* Start Material for this exercise *
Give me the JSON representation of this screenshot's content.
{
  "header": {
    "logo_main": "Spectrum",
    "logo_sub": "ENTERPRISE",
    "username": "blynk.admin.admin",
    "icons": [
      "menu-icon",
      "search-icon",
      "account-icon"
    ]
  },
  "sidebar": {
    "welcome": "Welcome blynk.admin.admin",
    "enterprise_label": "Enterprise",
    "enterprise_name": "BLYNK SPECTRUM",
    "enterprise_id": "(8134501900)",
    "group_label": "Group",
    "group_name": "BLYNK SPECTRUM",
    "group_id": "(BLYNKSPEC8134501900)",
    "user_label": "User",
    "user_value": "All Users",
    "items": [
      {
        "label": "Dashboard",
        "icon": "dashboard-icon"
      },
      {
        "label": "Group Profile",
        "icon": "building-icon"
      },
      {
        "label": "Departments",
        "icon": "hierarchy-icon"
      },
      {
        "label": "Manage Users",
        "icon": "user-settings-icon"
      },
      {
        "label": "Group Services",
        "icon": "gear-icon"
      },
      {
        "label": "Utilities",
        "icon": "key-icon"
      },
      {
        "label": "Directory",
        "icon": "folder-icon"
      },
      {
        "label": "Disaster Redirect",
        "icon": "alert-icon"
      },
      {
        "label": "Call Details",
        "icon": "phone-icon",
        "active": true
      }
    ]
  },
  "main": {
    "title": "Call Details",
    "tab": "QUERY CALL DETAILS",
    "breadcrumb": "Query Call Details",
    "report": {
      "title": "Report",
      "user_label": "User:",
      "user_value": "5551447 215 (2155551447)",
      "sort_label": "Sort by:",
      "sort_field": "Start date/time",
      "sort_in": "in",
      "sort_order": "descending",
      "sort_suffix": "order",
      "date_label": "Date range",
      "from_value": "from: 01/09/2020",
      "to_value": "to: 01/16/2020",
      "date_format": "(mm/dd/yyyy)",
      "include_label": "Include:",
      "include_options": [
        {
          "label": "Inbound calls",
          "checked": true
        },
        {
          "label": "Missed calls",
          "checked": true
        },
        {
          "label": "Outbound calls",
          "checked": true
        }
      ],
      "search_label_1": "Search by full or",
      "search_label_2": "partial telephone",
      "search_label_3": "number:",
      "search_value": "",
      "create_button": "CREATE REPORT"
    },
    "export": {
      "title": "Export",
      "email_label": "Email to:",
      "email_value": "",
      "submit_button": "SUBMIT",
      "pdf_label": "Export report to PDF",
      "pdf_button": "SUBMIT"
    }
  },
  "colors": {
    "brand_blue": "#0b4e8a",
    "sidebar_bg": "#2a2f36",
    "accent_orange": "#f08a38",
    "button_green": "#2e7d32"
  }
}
* End Material for this exercise *
* Start Material for this exercise *
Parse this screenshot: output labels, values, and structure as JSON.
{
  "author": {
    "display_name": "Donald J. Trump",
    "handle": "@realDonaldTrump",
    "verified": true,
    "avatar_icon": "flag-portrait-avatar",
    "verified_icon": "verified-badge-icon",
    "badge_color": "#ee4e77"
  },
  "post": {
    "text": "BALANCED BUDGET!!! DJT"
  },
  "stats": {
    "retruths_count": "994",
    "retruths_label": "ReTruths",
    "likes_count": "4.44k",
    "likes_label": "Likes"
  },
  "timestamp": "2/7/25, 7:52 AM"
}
* End Material for this exercise *
* Start Material for this exercise *
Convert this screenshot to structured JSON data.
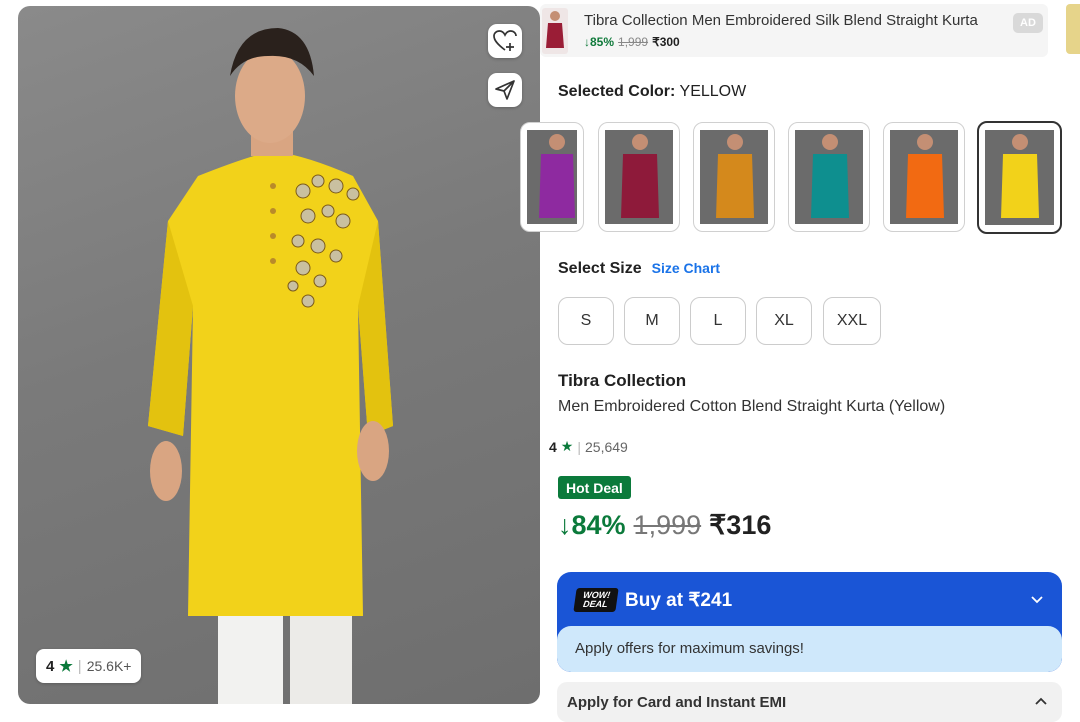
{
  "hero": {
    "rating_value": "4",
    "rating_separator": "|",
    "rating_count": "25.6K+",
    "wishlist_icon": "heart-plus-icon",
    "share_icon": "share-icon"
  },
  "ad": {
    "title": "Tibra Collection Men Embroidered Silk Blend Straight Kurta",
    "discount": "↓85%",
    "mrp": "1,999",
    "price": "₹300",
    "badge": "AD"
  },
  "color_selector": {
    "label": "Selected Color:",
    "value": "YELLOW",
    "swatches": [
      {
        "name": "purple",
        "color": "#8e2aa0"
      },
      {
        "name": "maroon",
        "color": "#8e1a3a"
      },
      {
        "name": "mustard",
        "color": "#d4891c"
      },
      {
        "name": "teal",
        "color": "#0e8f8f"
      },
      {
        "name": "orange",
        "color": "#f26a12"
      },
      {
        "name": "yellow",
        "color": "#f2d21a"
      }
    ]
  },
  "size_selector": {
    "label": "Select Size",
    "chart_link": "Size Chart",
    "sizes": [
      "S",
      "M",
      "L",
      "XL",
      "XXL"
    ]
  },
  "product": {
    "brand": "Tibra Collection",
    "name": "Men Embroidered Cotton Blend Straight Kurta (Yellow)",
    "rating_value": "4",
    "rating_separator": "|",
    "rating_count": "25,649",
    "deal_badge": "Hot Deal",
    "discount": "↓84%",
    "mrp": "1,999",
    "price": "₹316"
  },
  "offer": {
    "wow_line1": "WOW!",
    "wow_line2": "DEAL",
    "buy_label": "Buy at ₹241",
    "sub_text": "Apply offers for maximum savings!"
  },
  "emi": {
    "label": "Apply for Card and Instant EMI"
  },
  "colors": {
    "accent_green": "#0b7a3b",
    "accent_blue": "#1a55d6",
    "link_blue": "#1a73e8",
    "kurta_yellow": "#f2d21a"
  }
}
* End Material for this exercise *
Instructions to follow: Report only how many lines in the records contain the word "admin".

Solution to the exercise: 2